#### [Aufgaben]
**a)** Ändere im Bericht über die Uni Siegen den Abschnitt von „Siegen..  Die Universität“ bis einschließlich „auch deutlich kleiner.“: Ersetze „Platz 1“ durch „Rang 1“ und gib den Abschnitt dann wieder.
**b)** Welche Bundesländer nennt der Bericht über die Uni Siegen? Gib zu jedem die dort genannte Zahl an Sonderforschungsbereichen an.

#### [Vorliegender Text]
+ + + + +
Kein Sonderforschungsbereich an Uni Siegen

Siegen..  Die Universität Siegen verfügt aktuell über keinen von der Deutschen Forschungsgemeinschaft (DFG) geförderten Sonderforschungsbereich (SFB). Das Land Nordrhein-Westfalen liegt bundesweit mit 50 SFB auf Platz 1 – vor Baden-Württemberg mit 38 und Bayern mit 35 Projekten. NRW-Spitzenreiter ist die Universität Bonn mit acht SFB, gefolgt von Aachen, Köln und Münster mit jeweils sieben. Allerdings: Die Uni Siegen ist im Vergleich zu diesen Standorten auch deutlich kleiner.

Weitere Anträge in Arbeit

„Der Antrag für einen Sonderforschungsbereich ,Medien der Kooperation’ ist in Arbeit“, erläutert Uni-Sprecherin Katja Knoche im Gespräch mit dieser Zeitung. Zwei weitere Anträge aus den Bereichen Sensorik und Physik seien in Arbeit.

Im Jahr 2010 lief der Siegener SFB „Medienumbrüche“ aus. Danach hätten sich die Medienwissenschaften neu orientiert. Das Bewerbungsverfahren ist mehrstufig. Den Vorantrag für „Medien der Kooperation“ hatte die DFG positiv bewertet. Im November sei die Aufforderung gekommen, einen Vollantrag zu stellen, so Knoche. Wie die Entscheidung ausfällt, ist offen. Für Herbst ist eine Begehung vorgesehen.

„In den Sonderforschungsbereichen arbeiten Forscherinnen und Forscher fachübergreifend in ausgewählten Bereichen der Grundlagenforschung“, heißt es in einer Mitteilung des nordrhein-westfälischen Wissenschaftsministerium. Diese Arbeit wird von der DFG mit einer maximalen Dauer von zwölf Jahren gefördert. Bundesweit werden derzeit 240 Vorhaben von der DFG finanziert.
+ + + + +
#### [Vorliegende Einträge]
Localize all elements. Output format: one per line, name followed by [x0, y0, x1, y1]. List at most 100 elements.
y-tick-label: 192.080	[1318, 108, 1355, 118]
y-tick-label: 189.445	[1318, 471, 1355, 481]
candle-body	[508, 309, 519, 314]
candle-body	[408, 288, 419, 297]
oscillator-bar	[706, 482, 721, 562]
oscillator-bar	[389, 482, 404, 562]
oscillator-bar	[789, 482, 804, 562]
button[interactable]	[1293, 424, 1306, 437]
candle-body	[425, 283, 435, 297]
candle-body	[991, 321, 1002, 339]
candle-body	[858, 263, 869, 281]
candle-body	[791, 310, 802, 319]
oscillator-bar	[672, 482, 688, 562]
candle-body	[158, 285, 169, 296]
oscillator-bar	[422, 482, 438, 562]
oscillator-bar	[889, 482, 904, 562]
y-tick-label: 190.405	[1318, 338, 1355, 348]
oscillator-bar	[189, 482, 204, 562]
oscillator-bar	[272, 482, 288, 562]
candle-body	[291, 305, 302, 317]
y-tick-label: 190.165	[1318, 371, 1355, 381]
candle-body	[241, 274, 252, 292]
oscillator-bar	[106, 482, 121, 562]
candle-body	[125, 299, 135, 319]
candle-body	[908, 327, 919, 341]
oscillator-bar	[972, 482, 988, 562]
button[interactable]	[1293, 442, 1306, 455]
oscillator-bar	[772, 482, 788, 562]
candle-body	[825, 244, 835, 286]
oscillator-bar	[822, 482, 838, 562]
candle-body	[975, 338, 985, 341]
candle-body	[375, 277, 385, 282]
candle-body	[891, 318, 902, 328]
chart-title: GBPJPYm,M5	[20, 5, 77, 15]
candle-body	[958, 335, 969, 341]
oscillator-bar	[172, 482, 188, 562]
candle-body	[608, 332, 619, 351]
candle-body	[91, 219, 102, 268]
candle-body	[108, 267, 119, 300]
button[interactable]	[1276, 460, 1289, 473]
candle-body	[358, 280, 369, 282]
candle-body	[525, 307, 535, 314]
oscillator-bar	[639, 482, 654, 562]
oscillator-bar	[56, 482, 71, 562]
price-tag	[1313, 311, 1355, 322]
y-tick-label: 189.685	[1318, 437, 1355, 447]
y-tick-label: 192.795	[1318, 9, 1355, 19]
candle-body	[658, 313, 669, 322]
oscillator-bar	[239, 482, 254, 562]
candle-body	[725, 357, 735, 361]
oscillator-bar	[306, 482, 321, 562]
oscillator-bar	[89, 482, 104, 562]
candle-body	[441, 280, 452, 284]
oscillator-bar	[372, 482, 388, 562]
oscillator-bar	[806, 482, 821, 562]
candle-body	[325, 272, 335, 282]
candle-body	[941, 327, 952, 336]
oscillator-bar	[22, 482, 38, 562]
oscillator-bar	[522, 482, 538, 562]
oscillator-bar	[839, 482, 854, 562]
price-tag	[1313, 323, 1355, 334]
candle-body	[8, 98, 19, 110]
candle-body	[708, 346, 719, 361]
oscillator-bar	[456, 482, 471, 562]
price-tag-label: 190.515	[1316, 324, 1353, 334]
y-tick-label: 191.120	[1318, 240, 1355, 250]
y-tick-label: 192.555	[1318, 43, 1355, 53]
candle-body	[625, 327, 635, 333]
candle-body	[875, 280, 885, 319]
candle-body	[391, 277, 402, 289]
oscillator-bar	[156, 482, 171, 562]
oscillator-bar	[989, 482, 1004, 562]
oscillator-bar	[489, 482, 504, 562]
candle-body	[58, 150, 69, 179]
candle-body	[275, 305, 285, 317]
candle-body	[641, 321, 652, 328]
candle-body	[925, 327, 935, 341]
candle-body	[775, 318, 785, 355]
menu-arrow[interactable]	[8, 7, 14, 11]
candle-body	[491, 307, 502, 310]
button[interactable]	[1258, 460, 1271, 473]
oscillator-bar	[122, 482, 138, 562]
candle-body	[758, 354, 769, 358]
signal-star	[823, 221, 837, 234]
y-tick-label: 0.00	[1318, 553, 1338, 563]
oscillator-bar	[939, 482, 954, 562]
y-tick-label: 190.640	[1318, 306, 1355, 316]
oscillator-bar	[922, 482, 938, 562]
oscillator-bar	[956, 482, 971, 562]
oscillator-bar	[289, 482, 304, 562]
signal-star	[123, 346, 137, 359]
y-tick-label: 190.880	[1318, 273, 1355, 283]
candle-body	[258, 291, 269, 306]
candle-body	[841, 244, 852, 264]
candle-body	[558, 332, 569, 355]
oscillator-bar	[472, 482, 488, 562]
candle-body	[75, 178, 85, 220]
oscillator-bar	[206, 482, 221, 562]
+ + + + +
#### [Antworten]
**a)**
Siegen..  Die Universität Siegen verfügt aktuell über keinen von der Deutschen Forschungsgemeinschaft (DFG) geförderten Sonderforschungsbereich (SFB). Das Land Nordrhein-Westfalen liegt bundesweit mit 50 SFB auf Rang 1 – vor Baden-Württemberg mit 38 und Bayern mit 35 Projekten. NRW-Spitzenreiter ist die Universität Bonn mit acht SFB, gefolgt von Aachen, Köln und Münster mit jeweils sieben. Allerdings: Die Uni Siegen ist im Vergleich zu diesen Standorten auch deutlich kleiner.

**b)**
- Nordrhein-Westfalen: 50
- Baden-Württemberg: 38
- Bayern: 35